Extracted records
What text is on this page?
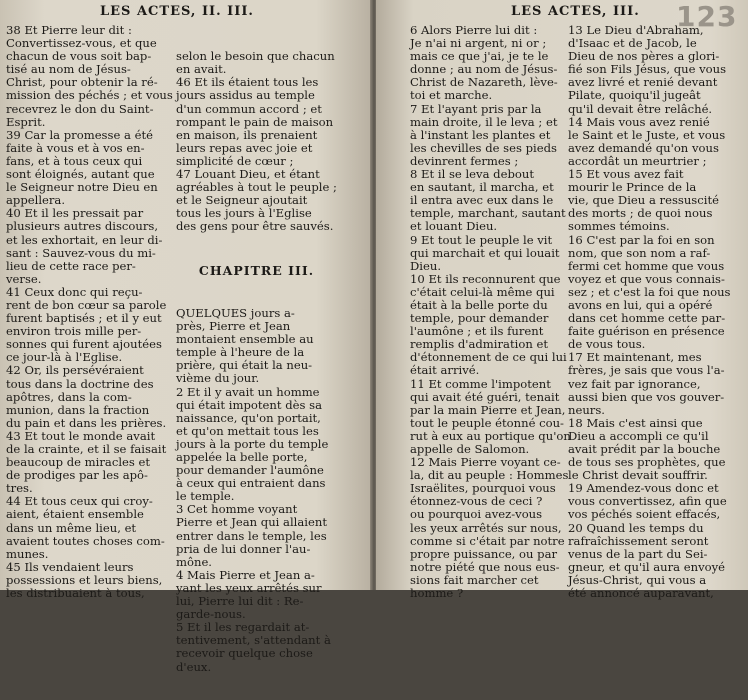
LES ACTES, II. III.

38 Et Pierre leur dit :

Convertissez-vous, et que

chacun de vous soit bap-

tisé au nom de Jésus-

Christ, pour obtenir la ré-

mission des péchés ; et vous

recevrez le don du Saint-

Esprit.

39 Car la promesse a été

faite à vous et à vos en-

fans, et à tous ceux qui

sont éloignés, autant que

le Seigneur notre Dieu en

appellera.

40 Et il les pressait par

plusieurs autres discours,

et les exhortait, en leur di-

sant : Sauvez-vous du mi-

lieu de cette race per-

verse.

41 Ceux donc qui reçu-

rent de bon cœur sa parole

furent baptisés ; et il y eut

environ trois mille per-

sonnes qui furent ajoutées

ce jour-là à l'Eglise.

42 Or, ils persévéraient

tous dans la doctrine des

apôtres, dans la com-

munion, dans la fraction

du pain et dans les prières.

43 Et tout le monde avait

de la crainte, et il se faisait

beaucoup de miracles et

de prodiges par les apô-

tres.

44 Et tous ceux qui croy-

aient, étaient ensemble

dans un même lieu, et

avaient toutes choses com-

munes.

45 Ils vendaient leurs

possessions et leurs biens,

les distribuaient à tous,

selon le besoin que chacun

en avait.

46 Et ils étaient tous les

jours assidus au temple

d'un commun accord ; et

rompant le pain de maison

en maison, ils prenaient

leurs repas avec joie et

simplicité de cœur ;

47 Louant Dieu, et étant

agréables à tout le peuple ;

et le Seigneur ajoutait

tous les jours à l'Eglise

des gens pour être sauvés.

CHAPITRE III.

QUELQUES jours a-

près, Pierre et Jean

montaient ensemble au

temple à l'heure de la

prière, qui était la neu-

vième du jour.

2 Et il y avait un homme

qui était impotent dès sa

naissance, qu'on portait,

et qu'on mettait tous les

jours à la porte du temple

appelée la belle porte,

pour demander l'aumône

à ceux qui entraient dans

le temple.

3 Cet homme voyant

Pierre et Jean qui allaient

entrer dans le temple, les

pria de lui donner l'au-

mône.

4 Mais Pierre et Jean a-

yant les yeux arrêtés sur

lui, Pierre lui dit : Re-

garde-nous.

5 Et il les regardait at-

tentivement, s'attendant à

recevoir quelque chose

d'eux.

LES ACTES, III. 123

6 Alors Pierre lui dit :

Je n'ai ni argent, ni or ;

mais ce que j'ai, je te le

donne ; au nom de Jésus-

Christ de Nazareth, lève-

toi et marche.

7 Et l'ayant pris par la

main droite, il le leva ; et

à l'instant les plantes et

les chevilles de ses pieds

devinrent fermes ;

8 Et il se leva debout

en sautant, il marcha, et

il entra avec eux dans le

temple, marchant, sautant

et louant Dieu.

9 Et tout le peuple le vit

qui marchait et qui louait

Dieu.

10 Et ils reconnurent que

c'était celui-là même qui

était à la belle porte du

temple, pour demander

l'aumône ; et ils furent

remplis d'admiration et

d'étonnement de ce qui lui

était arrivé.

11 Et comme l'impotent

qui avait été guéri, tenait

par la main Pierre et Jean,

tout le peuple étonné cou-

rut à eux au portique qu'on

appelle de Salomon.

12 Mais Pierre voyant ce-

la, dit au peuple : Hommes

Israëlites, pourquoi vous

étonnez-vous de ceci ?

ou pourquoi avez-vous

les yeux arrêtés sur nous,

comme si c'était par notre

propre puissance, ou par

notre piété que nous eus-

sions fait marcher cet

homme ?

13 Le Dieu d'Abraham,

d'Isaac et de Jacob, le

Dieu de nos pères a glori-

fié son Fils Jésus, que vous

avez livré et renié devant

Pilate, quoiqu'il jugeât

qu'il devait être relâché.

14 Mais vous avez renié

le Saint et le Juste, et vous

avez demandé qu'on vous

accordât un meurtrier ;

15 Et vous avez fait

mourir le Prince de la

vie, que Dieu a ressuscité

des morts ; de quoi nous

sommes témoins.

16 C'est par la foi en son

nom, que son nom a raf-

fermi cet homme que vous

voyez et que vous connais-

sez ; et c'est la foi que nous

avons en lui, qui a opéré

dans cet homme cette par-

faite guérison en présence

de vous tous.

17 Et maintenant, mes

frères, je sais que vous l'a-

vez fait par ignorance,

aussi bien que vos gouver-

neurs.

18 Mais c'est ainsi que

Dieu a accompli ce qu'il

avait prédit par la bouche

de tous ses prophètes, que

le Christ devait souffrir.

19 Amendez-vous donc et

vous convertissez, afin que

vos péchés soient effacés,

20 Quand les temps du

rafraîchissement seront

venus de la part du Sei-

gneur, et qu'il aura envoyé

Jésus-Christ, qui vous a

été annoncé auparavant,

:: Exercise task ::
Pick out and copy the lines of the entries that hold the string "temple".

:: Full solution ::
jours assidus au temple
temple à l'heure de la
jours à la porte du temple
le temple.
entrer dans le temple, les
temple, marchant, sautant
temple, pour demander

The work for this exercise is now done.